Excerpts from a figure dataset:
*-*-*
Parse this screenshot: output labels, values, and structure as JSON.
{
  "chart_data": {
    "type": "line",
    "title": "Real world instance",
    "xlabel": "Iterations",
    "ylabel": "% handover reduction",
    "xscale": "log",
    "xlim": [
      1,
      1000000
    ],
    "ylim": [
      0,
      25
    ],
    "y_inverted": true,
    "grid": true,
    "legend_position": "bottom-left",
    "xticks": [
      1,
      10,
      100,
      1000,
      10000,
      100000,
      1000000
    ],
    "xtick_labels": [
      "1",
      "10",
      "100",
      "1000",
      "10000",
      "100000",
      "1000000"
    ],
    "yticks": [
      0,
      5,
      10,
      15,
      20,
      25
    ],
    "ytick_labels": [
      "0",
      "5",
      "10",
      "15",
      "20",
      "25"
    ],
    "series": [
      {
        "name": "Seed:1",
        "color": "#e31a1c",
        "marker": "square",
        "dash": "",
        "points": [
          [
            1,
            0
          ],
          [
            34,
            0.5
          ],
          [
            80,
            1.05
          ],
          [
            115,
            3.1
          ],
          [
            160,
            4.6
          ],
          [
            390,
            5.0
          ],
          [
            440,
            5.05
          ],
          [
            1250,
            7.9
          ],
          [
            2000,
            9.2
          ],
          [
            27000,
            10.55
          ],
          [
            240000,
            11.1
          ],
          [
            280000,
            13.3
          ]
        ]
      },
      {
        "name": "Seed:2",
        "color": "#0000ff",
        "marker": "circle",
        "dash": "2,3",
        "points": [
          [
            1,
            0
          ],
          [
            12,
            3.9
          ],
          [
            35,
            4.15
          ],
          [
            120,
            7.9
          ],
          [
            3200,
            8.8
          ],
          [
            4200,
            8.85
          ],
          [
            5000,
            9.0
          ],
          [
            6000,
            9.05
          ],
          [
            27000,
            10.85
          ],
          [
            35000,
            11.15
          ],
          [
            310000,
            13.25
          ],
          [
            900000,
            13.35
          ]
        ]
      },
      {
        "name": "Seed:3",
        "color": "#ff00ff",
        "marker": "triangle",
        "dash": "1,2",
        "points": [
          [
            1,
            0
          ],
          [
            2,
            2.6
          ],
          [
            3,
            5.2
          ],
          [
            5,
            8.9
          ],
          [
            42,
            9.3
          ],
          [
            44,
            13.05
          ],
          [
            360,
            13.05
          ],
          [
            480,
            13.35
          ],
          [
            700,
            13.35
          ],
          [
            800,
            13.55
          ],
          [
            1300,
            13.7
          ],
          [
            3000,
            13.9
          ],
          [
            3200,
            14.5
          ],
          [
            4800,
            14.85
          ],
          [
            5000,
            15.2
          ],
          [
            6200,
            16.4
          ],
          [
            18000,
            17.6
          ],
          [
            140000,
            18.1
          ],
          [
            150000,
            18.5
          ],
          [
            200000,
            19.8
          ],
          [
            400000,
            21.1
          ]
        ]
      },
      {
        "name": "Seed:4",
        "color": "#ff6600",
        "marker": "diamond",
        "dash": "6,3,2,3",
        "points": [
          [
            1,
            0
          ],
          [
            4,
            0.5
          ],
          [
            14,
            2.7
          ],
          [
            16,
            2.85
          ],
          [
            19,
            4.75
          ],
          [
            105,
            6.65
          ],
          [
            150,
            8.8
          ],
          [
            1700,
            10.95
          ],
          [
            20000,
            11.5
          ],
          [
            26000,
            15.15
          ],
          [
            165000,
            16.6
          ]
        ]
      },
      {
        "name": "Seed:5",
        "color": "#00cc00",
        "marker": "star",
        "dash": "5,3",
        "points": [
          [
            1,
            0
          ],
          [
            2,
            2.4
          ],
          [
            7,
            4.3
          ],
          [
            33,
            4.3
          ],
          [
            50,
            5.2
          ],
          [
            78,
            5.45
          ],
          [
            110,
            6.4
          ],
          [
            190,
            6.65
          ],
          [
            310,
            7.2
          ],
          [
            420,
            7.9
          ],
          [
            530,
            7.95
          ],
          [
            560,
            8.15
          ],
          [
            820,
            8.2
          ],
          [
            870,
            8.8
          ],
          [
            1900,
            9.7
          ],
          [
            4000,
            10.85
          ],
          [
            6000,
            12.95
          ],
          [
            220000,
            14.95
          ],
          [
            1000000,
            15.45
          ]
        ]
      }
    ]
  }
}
*-*-*
YOUR TASK: Count how many lines above include the word "dash" and answer with that figure only.

CORRECT RESPONSE: 5